## Your instructions:
Lift out each line of the data that holds "angle".

(Excerpts from a figure dataset)

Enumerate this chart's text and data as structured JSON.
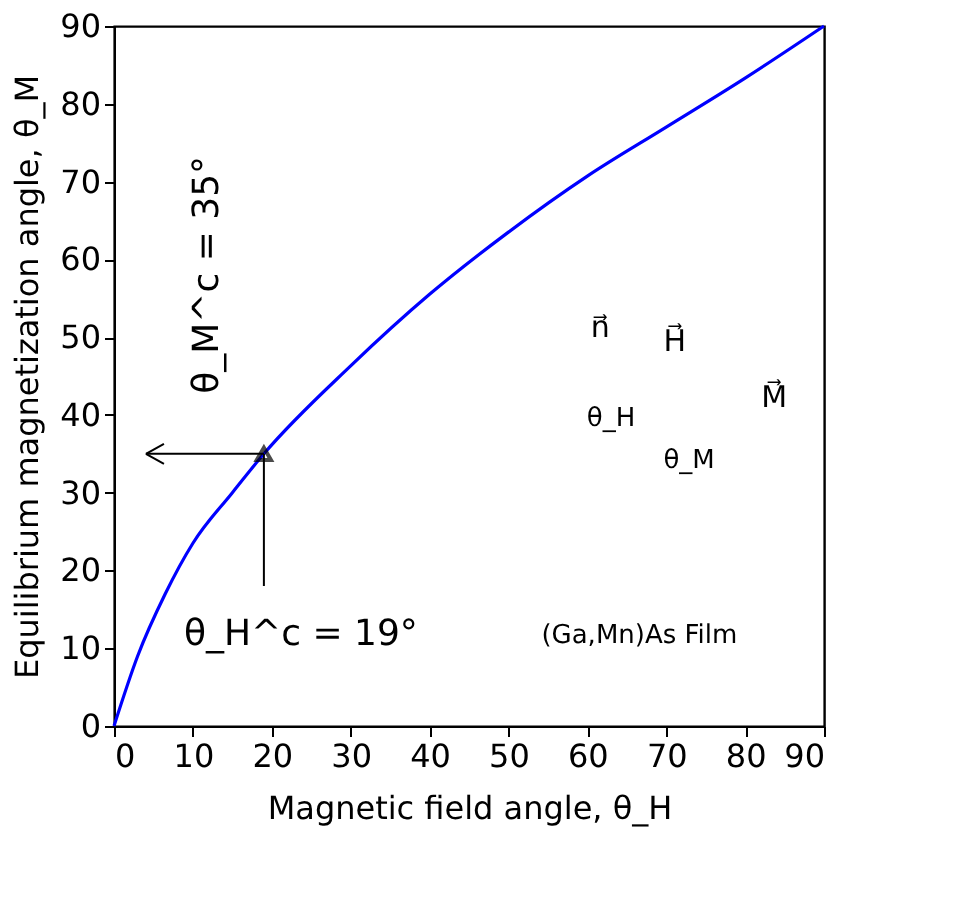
{
  "chart_data": {
    "type": "line",
    "xlabel": "Magnetic field angle, θ_H",
    "ylabel": "Equilibrium magnetization angle, θ_M",
    "x": [
      0,
      3,
      6.5,
      10,
      15,
      19,
      30,
      40,
      50,
      60,
      70,
      80,
      90
    ],
    "series": [
      {
        "color": "#0000ff",
        "values": [
          0,
          9,
          17,
          23.5,
          30,
          35,
          46.3,
          55.5,
          63.5,
          70.7,
          77,
          83.3,
          90
        ]
      }
    ],
    "xlim": [
      0,
      90
    ],
    "ylim": [
      0,
      90
    ],
    "xticks": [
      0,
      10,
      20,
      30,
      40,
      50,
      60,
      70,
      80,
      90
    ],
    "yticks": [
      0,
      10,
      20,
      30,
      40,
      50,
      60,
      70,
      80,
      90
    ],
    "marker": "none",
    "line_style": "solid",
    "annotations": [
      {
        "text": "θ_M^c = 35°",
        "x": 19,
        "y": 35
      },
      {
        "text": "θ_H^c = 19°",
        "x": 19,
        "y": 35
      },
      "(Ga,Mn)As Film",
      "n⃗",
      "H⃗",
      "M⃗",
      "θ_H",
      "θ_M"
    ]
  }
}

## Output of the exercise:
    "xlabel": "Magnetic field angle, θ_H",
    "ylabel": "Equilibrium magnetization angle, θ_M",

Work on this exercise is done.